AIM OF THE EXERCISE: In the passage on raising bulbs from seed, translate the sentence "Cover the seeds to two or three times their own diameter with soil." into Spanish.

EXTRACT PROVIDED:
BEGIN

Seeds of hardy bulbs are usually best handled by sowing them in a cold frame either as soon as they are ripe or in early fall in a gritty well-drained soil that contains an abundance of leafmold or peatmoss. If the quantity is large the floor of the frame may be prepared as the seed bed; otherwise sow in flats, pots, or pans and keep these in the frame. Pots and pans should be buried to their rims in sand or cinders so that their contents do not dry too rapidly.
Cover the seeds to two or three times their own diameter with soil. Shade the frame until germination takes place, which in most cases will occur the following spring but in some instances not until a year later, and keep the soil evenly moist but not saturated. Winter freezing benefits the seeds of hardy bulbs but excessive alternate freezing and thawing may disturb them more than is desirable; to circumvent this protect the seed bed with a light cover of salt hay, excelsior, or evergreen branches after the soil has frozen. Seeds of hardy bulbs may also be sown indoors in late winter, in well-drained flats or pots that contain a sandy, peaty soil. Keep the containers in a greenhouse where the night temperature is about fifty degrees.
Seeds of bulbs that are not hardy should be sown indoors in well-drained pots, pans, or flats. The best time to sow is a little before mature bulbs of the same kinds normally start into growth. Thus the seeds of freesias, sparaxises, and other bulbs that naturally begin growing in fall are sown in September, those of amaryllises (Hippeastrum) and tuberous begonias in January or February.
Seedlings of a few kinds grow rapidly—dahlias, for instance, are transplanted within a month of appearing above ground and are handled exactly as are petunias and tomatoes—but most bulbs do not make such rapid development in their young stages. In the vast majority of cases it is advisable to allow the young plants to complete their first season's growth without disturbance in the seed bed and to move them to new soil only at the very beginning of their second season of growth.
A few bulbs benefit from being left for two seasons in the seed bed. Because of the long time that the seedlings are likely to remain undisturbed it is essential to sow thinly, to space the seeds so that the young plants will not be unduly crowded before they are ready for transplanting.

END

COLLECTED DATA:

BEGIN

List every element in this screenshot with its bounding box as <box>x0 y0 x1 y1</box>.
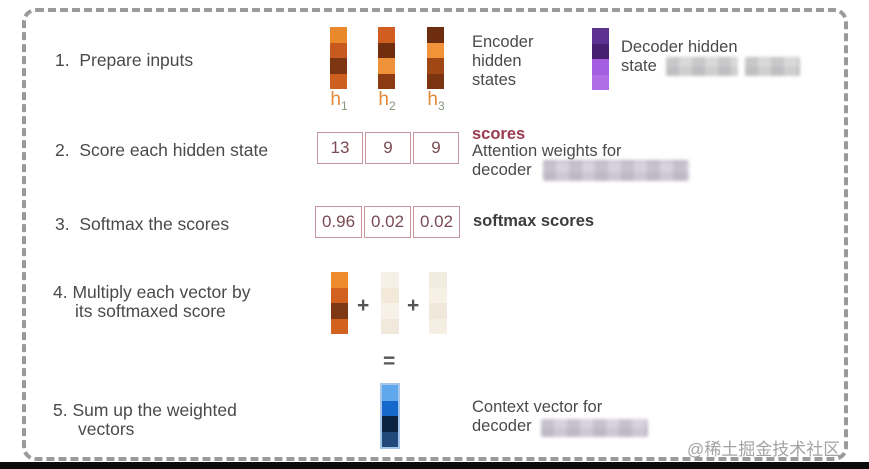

END

RESULT OF THIS TASK: Cubra las semillas con tierra hasta una profundidad de dos o tres veces su propio diámetro.